(Saved entries)
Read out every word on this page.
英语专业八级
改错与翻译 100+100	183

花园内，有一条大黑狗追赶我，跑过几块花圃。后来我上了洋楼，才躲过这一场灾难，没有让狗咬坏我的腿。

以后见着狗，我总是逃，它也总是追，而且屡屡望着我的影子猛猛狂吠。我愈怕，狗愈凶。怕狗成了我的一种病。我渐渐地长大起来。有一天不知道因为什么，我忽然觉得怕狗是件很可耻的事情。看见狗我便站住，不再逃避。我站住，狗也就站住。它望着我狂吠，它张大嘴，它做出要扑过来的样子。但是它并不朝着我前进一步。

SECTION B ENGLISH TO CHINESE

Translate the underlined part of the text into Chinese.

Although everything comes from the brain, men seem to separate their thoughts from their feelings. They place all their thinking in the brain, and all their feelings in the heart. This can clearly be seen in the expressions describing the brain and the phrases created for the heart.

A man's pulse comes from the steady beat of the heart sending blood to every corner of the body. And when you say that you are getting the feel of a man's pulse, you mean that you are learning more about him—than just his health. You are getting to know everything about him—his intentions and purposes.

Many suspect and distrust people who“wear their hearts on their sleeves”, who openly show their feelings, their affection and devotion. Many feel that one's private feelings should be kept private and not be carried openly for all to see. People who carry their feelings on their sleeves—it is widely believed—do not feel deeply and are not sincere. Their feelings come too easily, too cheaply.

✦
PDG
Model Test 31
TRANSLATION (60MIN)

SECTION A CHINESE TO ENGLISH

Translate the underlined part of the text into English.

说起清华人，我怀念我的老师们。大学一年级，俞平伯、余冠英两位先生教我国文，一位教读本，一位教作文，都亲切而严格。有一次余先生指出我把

Job: Your task is to retype all the records above with nothing left out.

Task output:
Read out every word on this page.
英语专业八级
改错与翻译 100+100	183

花园内，有一条大黑狗追赶我，跑过几块花圃。后来我上了洋楼，才躲过这一场灾难，没有让狗咬坏我的腿。

以后见着狗，我总是逃，它也总是追，而且屡屡望着我的影子猛猛狂吠。我愈怕，狗愈凶。怕狗成了我的一种病。我渐渐地长大起来。有一天不知道因为什么，我忽然觉得怕狗是件很可耻的事情。看见狗我便站住，不再逃避。我站住，狗也就站住。它望着我狂吠，它张大嘴，它做出要扑过来的样子。但是它并不朝着我前进一步。

SECTION B ENGLISH TO CHINESE

Translate the underlined part of the text into Chinese.

Although everything comes from the brain, men seem to separate their thoughts from their feelings. They place all their thinking in the brain, and all their feelings in the heart. This can clearly be seen in the expressions describing the brain and the phrases created for the heart.

A man's pulse comes from the steady beat of the heart sending blood to every corner of the body. And when you say that you are getting the feel of a man's pulse, you mean that you are learning more about him—than just his health. You are getting to know everything about him—his intentions and purposes.

Many suspect and distrust people who“wear their hearts on their sleeves”, who openly show their feelings, their affection and devotion. Many feel that one's private feelings should be kept private and not be carried openly for all to see. People who carry their feelings on their sleeves—it is widely believed—do not feel deeply and are not sincere. Their feelings come too easily, too cheaply.

✦
PDG
Model Test 31
TRANSLATION (60MIN)

SECTION A CHINESE TO ENGLISH

Translate the underlined part of the text into English.

说起清华人，我怀念我的老师们。大学一年级，俞平伯、余冠英两位先生教我国文，一位教读本，一位教作文，都亲切而严格。有一次余先生指出我把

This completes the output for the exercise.